▸ **Текст для чтения**:
※

В 1937 г., возвращаясь вновь к своим религиозным переживаниям детства и юности, Вернадский писал: "Хочется мне набросать этапы своего религиозного миропредставления... Вспомнил, что я дал при переписи ответ: "Верующий вне христианских церквей"... Мой отец и мать не оказывали никакого влияния на мою духовную мысль в этой области... Отец только, когда заметил из разговоров со мной несколько больший интерес к церковности (но не к церковной службе), своими разговорами поправлял мою мысль... От него я узнал мальчиком... о существовании исторической критики "Евангелия". Он особенно любил "Евангелие от Иоанна". Но едва ли признавал его подлинность. Очень любил "Страсти" и всегда бывал на этих службах, но никогда меня не брал. Кажется, в Харькове (в 1868 1876 гг. - И. М.)... я должен был быть на богослужениях - раз или два был... Мать... в церковь не ходила, постов не исполняла. Я не помню, чтобы она говела. Отец говел... Мне кажется, я был на воскресной заутрене в первый раз в Париже в 1880 х годах... Мать стала верующей, когда осталась одна после выхода замуж сестер... В Харькове среди моих товарищей были сыновья священников... Хождение в церковь и интерес к "Евангелию", которое я впервые там узнал и которое мне отец давал читать, возбуждали мой интерес" [16, л. 37].

※

▸ **Перечень строк**:
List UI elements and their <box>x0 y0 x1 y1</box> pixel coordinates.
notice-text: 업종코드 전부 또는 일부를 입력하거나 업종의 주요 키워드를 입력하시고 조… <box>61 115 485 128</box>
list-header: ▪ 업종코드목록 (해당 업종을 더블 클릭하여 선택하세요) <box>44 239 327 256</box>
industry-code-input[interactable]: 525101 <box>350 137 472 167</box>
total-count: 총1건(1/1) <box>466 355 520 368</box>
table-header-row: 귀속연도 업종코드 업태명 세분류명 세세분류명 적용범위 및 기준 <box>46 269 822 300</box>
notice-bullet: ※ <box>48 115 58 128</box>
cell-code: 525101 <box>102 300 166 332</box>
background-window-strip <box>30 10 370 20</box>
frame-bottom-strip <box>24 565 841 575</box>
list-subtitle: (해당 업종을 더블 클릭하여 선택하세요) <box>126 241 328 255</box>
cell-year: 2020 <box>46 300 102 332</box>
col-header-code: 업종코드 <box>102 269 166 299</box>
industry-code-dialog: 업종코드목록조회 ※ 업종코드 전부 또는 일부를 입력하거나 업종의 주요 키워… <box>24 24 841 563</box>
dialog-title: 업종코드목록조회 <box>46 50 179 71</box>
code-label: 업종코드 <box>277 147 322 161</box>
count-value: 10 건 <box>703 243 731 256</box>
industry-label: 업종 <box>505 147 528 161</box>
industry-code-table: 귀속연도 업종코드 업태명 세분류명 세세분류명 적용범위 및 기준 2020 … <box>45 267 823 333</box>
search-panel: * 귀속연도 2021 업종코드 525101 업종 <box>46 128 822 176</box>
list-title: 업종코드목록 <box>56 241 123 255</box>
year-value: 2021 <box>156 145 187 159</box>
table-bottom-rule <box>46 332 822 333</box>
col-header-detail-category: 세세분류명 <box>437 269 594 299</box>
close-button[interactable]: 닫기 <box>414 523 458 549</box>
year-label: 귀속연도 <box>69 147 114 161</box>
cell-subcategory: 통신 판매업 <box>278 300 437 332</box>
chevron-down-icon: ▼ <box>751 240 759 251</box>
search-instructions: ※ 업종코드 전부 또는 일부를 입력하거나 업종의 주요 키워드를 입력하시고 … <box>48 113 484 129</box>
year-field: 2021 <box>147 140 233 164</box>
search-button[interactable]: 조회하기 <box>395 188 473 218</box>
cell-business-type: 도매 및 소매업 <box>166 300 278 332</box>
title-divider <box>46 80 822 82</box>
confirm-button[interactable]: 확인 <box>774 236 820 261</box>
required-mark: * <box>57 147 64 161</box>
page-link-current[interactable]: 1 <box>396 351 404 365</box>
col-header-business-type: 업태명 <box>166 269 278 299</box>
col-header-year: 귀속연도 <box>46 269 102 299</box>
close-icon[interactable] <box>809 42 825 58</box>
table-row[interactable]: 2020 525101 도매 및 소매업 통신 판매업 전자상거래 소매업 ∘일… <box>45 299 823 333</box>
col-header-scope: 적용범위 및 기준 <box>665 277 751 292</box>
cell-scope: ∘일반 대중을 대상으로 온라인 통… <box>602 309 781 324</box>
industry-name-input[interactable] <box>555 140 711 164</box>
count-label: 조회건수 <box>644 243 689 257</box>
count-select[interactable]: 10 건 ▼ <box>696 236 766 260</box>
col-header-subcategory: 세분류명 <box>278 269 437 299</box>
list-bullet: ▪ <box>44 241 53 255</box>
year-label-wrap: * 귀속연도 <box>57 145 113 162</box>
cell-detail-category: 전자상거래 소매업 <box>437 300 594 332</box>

※

▸ **Задание**:
Продолжите текст о религиозных воспоминаниях Вернадского сразу после его последнего предложения.

▸ **Результат**:
В гимназические годы (петербургский период - 1876 1881 гг.) Вернадский обращается к изучению истории церкви и вскоре становится признанным авторитетом в этой области. В дальнейшем на поддержание религиозных интересов и настроений Вернадского большое влияние, несомненно, оказали условия социальной среды царской России, пропитанные религиозным культом и религиозной умонастроенностью многих из окружающих его близких друзей и знакомых. Не следует забывать, что большая часть сознательной жизни Вернадского, охватывающая, что очень важно, именно тот период, когда происходит формирование мировоззрения и духовного склада личности, протекала именно в этих условиях.
3
Вместе с тем уже в годы юности рельефно проявилось критическое отношение Вернадского к религии. Оно развивается у него как под влиянием самостоятельного размышления над ее содержанием, так и под воздействием личных наблюдений (и наблюдений близких ему людей) за церковными нравами.
Так, летом 1887 г. Вернадский побывал в поселке Насоново Рославльского уезда Тульской губернии, где ему пришлось познакомиться с бытом некоторых местных священников. Он подчеркивает, что уездные попы фактически выражают интересы наиболее реакционных кругов общества. "Попы, - пишет Вернадский, - растут, растет и поповство, забирает власть и силу к великому удовольствию Победоносцевых и tutti quanti (всех прочих. - И. М.). Попы здесь играют свою роль, и их лапки становятся, по рассказам, из года в год сильнее, могучее и длиннее... Вот несколько типов (далее следует выразительное описание трех типов местных попов: пьяницы, склочника и кулака. - И. М.)" [7, л. 37].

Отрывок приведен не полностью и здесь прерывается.